Stated goal –
Report only the number of lines that hold the word "Paint".

------ Records for the exercise ------

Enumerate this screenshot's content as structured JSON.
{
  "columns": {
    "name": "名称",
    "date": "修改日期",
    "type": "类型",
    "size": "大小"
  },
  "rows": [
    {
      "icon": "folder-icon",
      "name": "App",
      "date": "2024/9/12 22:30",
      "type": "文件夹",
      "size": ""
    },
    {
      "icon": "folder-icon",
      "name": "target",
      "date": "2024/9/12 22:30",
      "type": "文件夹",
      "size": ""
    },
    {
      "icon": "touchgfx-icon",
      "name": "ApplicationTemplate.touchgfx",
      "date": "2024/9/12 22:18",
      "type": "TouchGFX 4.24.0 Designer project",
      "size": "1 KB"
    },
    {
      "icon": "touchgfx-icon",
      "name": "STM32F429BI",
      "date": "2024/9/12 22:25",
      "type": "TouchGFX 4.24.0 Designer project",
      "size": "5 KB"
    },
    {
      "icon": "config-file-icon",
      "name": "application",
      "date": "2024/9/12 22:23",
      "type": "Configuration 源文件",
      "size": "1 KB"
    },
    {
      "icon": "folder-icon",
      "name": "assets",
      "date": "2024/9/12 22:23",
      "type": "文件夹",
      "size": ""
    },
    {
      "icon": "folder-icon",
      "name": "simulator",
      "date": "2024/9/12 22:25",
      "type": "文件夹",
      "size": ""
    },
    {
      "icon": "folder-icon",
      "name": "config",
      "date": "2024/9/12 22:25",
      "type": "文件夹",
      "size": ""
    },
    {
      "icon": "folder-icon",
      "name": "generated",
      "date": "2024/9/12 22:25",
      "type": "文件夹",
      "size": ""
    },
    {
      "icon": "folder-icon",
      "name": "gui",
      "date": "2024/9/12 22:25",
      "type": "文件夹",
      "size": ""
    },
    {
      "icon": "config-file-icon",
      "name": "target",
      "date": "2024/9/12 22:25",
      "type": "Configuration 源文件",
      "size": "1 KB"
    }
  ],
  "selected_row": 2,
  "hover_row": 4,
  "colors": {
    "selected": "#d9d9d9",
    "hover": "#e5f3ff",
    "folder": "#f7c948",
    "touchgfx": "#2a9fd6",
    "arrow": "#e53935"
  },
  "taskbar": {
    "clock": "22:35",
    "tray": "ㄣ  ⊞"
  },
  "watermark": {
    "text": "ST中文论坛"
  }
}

------
------ Records for the exercise ------

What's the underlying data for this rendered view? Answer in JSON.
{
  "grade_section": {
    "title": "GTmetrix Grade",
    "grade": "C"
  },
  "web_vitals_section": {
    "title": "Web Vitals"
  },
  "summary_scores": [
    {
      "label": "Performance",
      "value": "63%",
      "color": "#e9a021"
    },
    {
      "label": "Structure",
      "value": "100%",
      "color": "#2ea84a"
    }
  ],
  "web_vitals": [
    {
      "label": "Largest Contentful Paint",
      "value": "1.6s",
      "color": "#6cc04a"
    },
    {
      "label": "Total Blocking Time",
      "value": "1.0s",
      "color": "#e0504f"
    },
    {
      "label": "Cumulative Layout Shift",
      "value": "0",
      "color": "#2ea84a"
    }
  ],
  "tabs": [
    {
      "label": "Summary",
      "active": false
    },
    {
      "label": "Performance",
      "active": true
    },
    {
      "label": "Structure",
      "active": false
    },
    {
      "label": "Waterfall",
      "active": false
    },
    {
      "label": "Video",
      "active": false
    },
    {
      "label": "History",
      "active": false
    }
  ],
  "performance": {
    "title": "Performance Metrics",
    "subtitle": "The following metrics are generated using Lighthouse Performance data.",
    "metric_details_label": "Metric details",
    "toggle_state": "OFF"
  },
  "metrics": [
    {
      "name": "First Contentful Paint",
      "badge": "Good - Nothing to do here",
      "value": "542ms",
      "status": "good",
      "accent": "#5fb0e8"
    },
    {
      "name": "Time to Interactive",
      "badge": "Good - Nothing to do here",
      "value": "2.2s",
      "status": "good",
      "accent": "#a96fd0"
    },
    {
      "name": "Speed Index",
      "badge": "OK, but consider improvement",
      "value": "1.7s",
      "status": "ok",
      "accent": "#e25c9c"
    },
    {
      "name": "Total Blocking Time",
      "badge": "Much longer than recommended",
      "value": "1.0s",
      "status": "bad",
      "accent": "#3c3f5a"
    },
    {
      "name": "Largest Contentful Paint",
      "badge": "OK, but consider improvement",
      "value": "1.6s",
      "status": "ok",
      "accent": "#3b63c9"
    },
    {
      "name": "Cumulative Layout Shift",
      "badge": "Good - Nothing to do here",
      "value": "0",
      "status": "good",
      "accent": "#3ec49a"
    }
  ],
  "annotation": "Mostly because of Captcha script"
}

------
------ Records for the exercise ------

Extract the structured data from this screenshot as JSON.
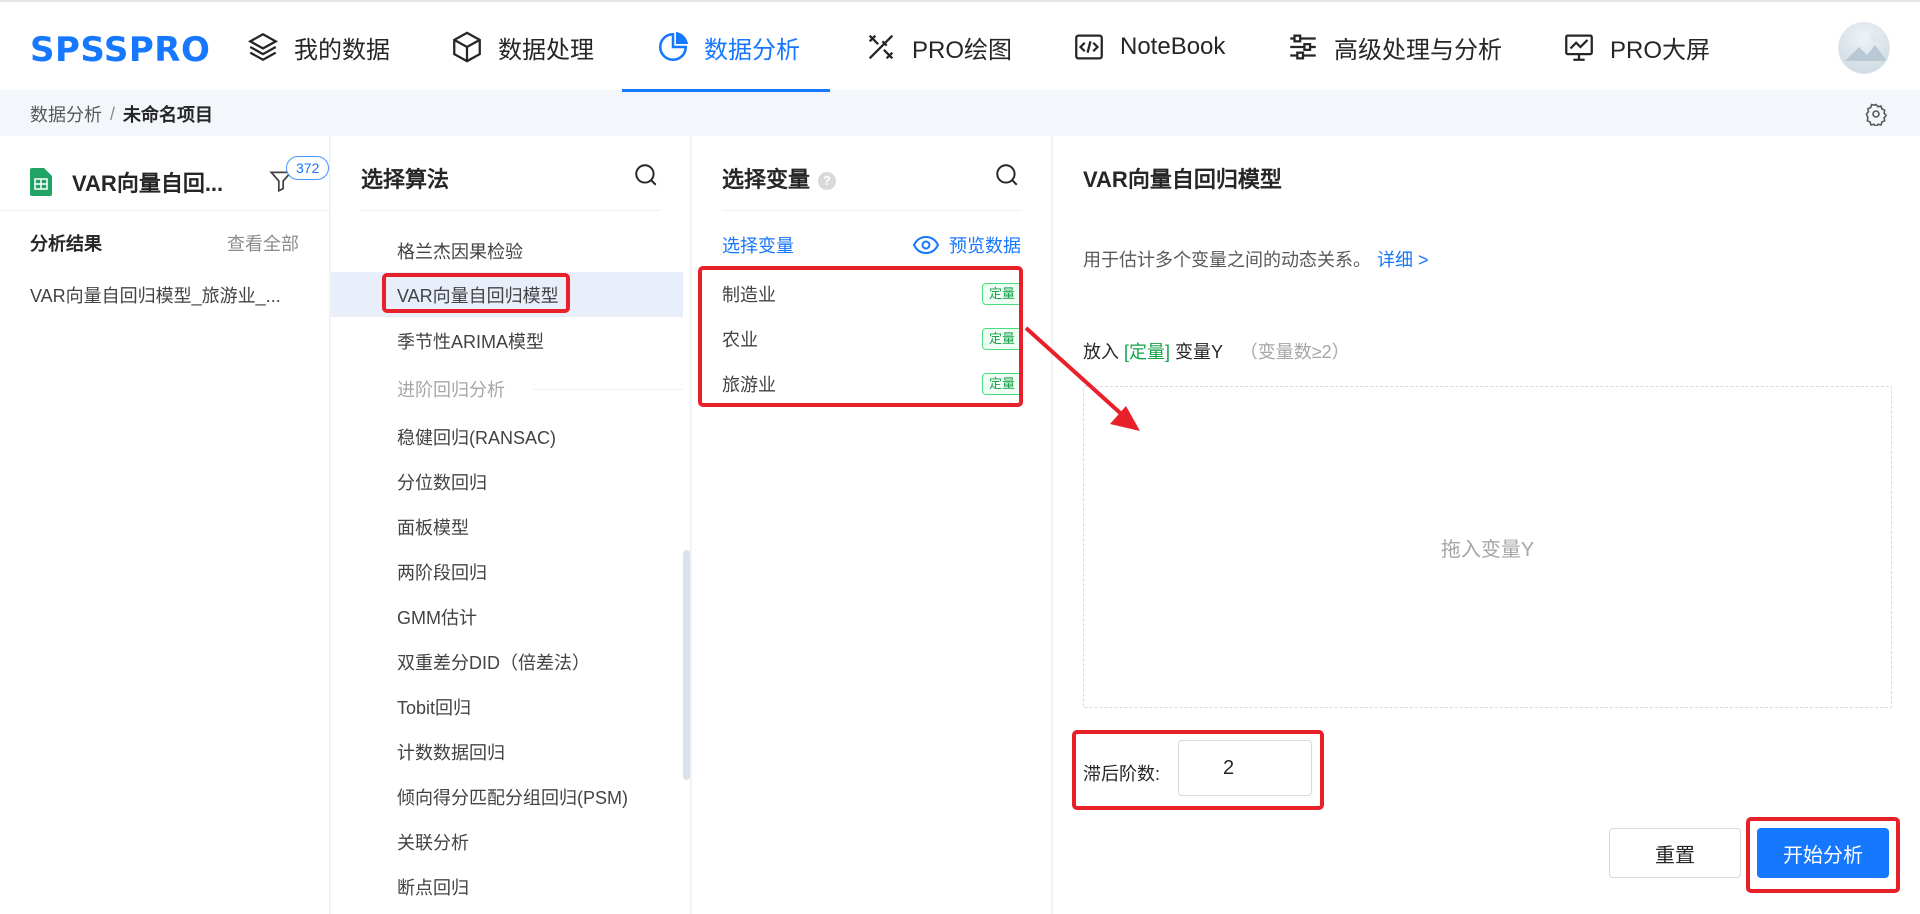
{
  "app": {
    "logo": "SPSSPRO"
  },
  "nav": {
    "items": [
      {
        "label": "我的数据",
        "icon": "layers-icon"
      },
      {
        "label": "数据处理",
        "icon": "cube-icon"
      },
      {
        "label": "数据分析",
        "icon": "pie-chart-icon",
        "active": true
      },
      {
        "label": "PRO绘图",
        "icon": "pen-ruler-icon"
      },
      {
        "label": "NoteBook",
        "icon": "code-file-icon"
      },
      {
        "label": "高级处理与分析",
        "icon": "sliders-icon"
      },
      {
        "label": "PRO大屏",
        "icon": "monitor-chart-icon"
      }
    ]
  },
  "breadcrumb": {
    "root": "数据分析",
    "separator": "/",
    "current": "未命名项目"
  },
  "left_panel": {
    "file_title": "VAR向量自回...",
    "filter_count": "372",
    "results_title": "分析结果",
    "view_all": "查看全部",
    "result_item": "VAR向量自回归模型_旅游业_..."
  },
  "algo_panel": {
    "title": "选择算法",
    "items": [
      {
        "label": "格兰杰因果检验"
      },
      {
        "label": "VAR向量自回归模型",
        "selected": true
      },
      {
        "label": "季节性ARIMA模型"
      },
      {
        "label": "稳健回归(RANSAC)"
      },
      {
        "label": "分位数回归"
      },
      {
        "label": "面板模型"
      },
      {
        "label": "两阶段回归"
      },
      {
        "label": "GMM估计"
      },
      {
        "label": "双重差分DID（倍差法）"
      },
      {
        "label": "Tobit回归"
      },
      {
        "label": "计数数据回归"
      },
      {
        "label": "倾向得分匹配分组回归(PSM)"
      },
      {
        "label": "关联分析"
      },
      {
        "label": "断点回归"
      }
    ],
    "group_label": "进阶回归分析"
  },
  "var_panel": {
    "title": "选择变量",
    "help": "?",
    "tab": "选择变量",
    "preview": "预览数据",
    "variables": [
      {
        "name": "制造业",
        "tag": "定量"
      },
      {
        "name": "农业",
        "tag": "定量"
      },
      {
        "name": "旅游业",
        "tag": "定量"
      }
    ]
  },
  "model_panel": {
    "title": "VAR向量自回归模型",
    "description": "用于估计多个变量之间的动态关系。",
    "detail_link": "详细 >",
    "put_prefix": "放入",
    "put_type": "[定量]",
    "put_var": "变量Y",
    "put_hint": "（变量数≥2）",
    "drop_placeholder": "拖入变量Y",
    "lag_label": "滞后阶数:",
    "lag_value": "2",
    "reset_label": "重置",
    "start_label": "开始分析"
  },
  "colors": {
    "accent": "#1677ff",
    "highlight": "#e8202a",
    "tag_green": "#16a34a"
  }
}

------

Response below –
3